(Data items)
══════════════════════════════

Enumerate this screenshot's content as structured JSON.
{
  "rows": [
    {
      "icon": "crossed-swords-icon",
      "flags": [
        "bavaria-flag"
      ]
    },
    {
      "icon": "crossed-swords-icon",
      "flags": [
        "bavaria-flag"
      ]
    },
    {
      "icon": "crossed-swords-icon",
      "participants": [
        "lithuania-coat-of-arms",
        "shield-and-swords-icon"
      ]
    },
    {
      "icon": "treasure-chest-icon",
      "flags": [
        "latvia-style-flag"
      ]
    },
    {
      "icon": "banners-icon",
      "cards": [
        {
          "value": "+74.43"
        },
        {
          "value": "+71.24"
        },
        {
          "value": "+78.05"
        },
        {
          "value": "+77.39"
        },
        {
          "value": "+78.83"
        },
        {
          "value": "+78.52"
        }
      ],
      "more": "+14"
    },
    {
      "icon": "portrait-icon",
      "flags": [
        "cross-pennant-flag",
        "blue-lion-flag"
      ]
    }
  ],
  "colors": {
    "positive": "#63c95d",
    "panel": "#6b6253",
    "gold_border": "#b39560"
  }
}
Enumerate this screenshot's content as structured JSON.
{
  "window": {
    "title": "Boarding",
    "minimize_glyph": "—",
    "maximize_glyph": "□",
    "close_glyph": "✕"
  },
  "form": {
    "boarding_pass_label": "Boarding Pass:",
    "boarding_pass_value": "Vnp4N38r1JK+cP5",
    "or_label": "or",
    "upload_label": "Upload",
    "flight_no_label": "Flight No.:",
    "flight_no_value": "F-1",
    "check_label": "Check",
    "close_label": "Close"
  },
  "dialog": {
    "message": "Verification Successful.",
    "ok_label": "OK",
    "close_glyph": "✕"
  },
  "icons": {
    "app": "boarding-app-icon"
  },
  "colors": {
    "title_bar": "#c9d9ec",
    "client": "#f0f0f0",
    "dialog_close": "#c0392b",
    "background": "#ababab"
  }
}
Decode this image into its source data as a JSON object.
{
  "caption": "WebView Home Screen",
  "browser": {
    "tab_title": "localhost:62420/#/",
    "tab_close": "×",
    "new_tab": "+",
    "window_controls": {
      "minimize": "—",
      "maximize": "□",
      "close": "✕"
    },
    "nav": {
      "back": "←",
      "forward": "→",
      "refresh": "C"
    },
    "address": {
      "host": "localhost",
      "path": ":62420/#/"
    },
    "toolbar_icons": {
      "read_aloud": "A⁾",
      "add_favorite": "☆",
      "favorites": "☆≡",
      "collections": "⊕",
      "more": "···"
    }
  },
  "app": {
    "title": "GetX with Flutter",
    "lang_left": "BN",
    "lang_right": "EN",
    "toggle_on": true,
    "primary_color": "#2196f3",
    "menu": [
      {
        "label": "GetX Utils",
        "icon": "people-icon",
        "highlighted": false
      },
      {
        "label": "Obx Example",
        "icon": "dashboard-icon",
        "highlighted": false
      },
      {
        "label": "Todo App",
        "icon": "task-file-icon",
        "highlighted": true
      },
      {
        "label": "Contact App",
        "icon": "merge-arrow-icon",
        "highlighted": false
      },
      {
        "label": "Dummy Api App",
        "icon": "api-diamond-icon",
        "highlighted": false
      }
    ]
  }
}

══════════════════════════════

| WORK REQUIRED |
Your task is to repeat every entry exactly.

| ANSWER BELOW |
Enumerate this screenshot's content as structured JSON.
{
  "rows": [
    {
      "icon": "crossed-swords-icon",
      "flags": [
        "bavaria-flag"
      ]
    },
    {
      "icon": "crossed-swords-icon",
      "flags": [
        "bavaria-flag"
      ]
    },
    {
      "icon": "crossed-swords-icon",
      "participants": [
        "lithuania-coat-of-arms",
        "shield-and-swords-icon"
      ]
    },
    {
      "icon": "treasure-chest-icon",
      "flags": [
        "latvia-style-flag"
      ]
    },
    {
      "icon": "banners-icon",
      "cards": [
        {
          "value": "+74.43"
        },
        {
          "value": "+71.24"
        },
        {
          "value": "+78.05"
        },
        {
          "value": "+77.39"
        },
        {
          "value": "+78.83"
        },
        {
          "value": "+78.52"
        }
      ],
      "more": "+14"
    },
    {
      "icon": "portrait-icon",
      "flags": [
        "cross-pennant-flag",
        "blue-lion-flag"
      ]
    }
  ],
  "colors": {
    "positive": "#63c95d",
    "panel": "#6b6253",
    "gold_border": "#b39560"
  }
}
Enumerate this screenshot's content as structured JSON.
{
  "window": {
    "title": "Boarding",
    "minimize_glyph": "—",
    "maximize_glyph": "□",
    "close_glyph": "✕"
  },
  "form": {
    "boarding_pass_label": "Boarding Pass:",
    "boarding_pass_value": "Vnp4N38r1JK+cP5",
    "or_label": "or",
    "upload_label": "Upload",
    "flight_no_label": "Flight No.:",
    "flight_no_value": "F-1",
    "check_label": "Check",
    "close_label": "Close"
  },
  "dialog": {
    "message": "Verification Successful.",
    "ok_label": "OK",
    "close_glyph": "✕"
  },
  "icons": {
    "app": "boarding-app-icon"
  },
  "colors": {
    "title_bar": "#c9d9ec",
    "client": "#f0f0f0",
    "dialog_close": "#c0392b",
    "background": "#ababab"
  }
}
Decode this image into its source data as a JSON object.
{
  "caption": "WebView Home Screen",
  "browser": {
    "tab_title": "localhost:62420/#/",
    "tab_close": "×",
    "new_tab": "+",
    "window_controls": {
      "minimize": "—",
      "maximize": "□",
      "close": "✕"
    },
    "nav": {
      "back": "←",
      "forward": "→",
      "refresh": "C"
    },
    "address": {
      "host": "localhost",
      "path": ":62420/#/"
    },
    "toolbar_icons": {
      "read_aloud": "A⁾",
      "add_favorite": "☆",
      "favorites": "☆≡",
      "collections": "⊕",
      "more": "···"
    }
  },
  "app": {
    "title": "GetX with Flutter",
    "lang_left": "BN",
    "lang_right": "EN",
    "toggle_on": true,
    "primary_color": "#2196f3",
    "menu": [
      {
        "label": "GetX Utils",
        "icon": "people-icon",
        "highlighted": false
      },
      {
        "label": "Obx Example",
        "icon": "dashboard-icon",
        "highlighted": false
      },
      {
        "label": "Todo App",
        "icon": "task-file-icon",
        "highlighted": true
      },
      {
        "label": "Contact App",
        "icon": "merge-arrow-icon",
        "highlighted": false
      },
      {
        "label": "Dummy Api App",
        "icon": "api-diamond-icon",
        "highlighted": false
      }
    ]
  }
}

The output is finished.